### EXERCISE OBJECTIVE
Return all of the entries exactly, with nothing added or left out.

Raw records:
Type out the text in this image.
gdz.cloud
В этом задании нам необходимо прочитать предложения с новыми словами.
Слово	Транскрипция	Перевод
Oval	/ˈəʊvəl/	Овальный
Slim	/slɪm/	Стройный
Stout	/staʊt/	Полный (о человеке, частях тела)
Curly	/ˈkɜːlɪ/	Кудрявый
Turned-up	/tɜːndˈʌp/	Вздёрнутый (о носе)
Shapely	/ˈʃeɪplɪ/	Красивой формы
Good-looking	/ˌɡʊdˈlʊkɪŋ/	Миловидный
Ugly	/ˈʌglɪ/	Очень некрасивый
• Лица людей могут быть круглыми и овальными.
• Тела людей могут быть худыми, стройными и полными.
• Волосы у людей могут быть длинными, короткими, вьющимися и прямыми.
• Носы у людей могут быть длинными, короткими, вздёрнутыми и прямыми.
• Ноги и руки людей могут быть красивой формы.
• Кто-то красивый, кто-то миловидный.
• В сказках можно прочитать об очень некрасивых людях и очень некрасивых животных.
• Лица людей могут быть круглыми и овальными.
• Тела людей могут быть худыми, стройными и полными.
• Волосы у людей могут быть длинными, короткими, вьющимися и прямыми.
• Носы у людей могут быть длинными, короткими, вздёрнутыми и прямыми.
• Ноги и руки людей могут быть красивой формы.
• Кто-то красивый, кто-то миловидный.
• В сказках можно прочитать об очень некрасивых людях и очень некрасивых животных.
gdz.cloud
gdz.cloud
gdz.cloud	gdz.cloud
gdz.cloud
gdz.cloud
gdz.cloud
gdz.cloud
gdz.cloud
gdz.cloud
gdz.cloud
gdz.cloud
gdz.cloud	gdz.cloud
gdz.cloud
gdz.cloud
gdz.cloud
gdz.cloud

### RESULT OF THIS TASK
Type out the text in this image.
gdz.cloud
В этом задании нам необходимо прочитать предложения с новыми словами.
Слово	Транскрипция	Перевод
Oval	/ˈəʊvəl/	Овальный
Slim	/slɪm/	Стройный
Stout	/staʊt/	Полный (о человеке, частях тела)
Curly	/ˈkɜːlɪ/	Кудрявый
Turned-up	/tɜːndˈʌp/	Вздёрнутый (о носе)
Shapely	/ˈʃeɪplɪ/	Красивой формы
Good-looking	/ˌɡʊdˈlʊkɪŋ/	Миловидный
Ugly	/ˈʌglɪ/	Очень некрасивый
• Лица людей могут быть круглыми и овальными.
• Тела людей могут быть худыми, стройными и полными.
• Волосы у людей могут быть длинными, короткими, вьющимися и прямыми.
• Носы у людей могут быть длинными, короткими, вздёрнутыми и прямыми.
• Ноги и руки людей могут быть красивой формы.
• Кто-то красивый, кто-то миловидный.
• В сказках можно прочитать об очень некрасивых людях и очень некрасивых животных.
• Лица людей могут быть круглыми и овальными.
• Тела людей могут быть худыми, стройными и полными.
• Волосы у людей могут быть длинными, короткими, вьющимися и прямыми.
• Носы у людей могут быть длинными, короткими, вздёрнутыми и прямыми.
• Ноги и руки людей могут быть красивой формы.
• Кто-то красивый, кто-то миловидный.
• В сказках можно прочитать об очень некрасивых людях и очень некрасивых животных.
gdz.cloud
gdz.cloud
gdz.cloud	gdz.cloud
gdz.cloud
gdz.cloud
gdz.cloud
gdz.cloud
gdz.cloud
gdz.cloud
gdz.cloud
gdz.cloud
gdz.cloud	gdz.cloud
gdz.cloud
gdz.cloud
gdz.cloud
gdz.cloud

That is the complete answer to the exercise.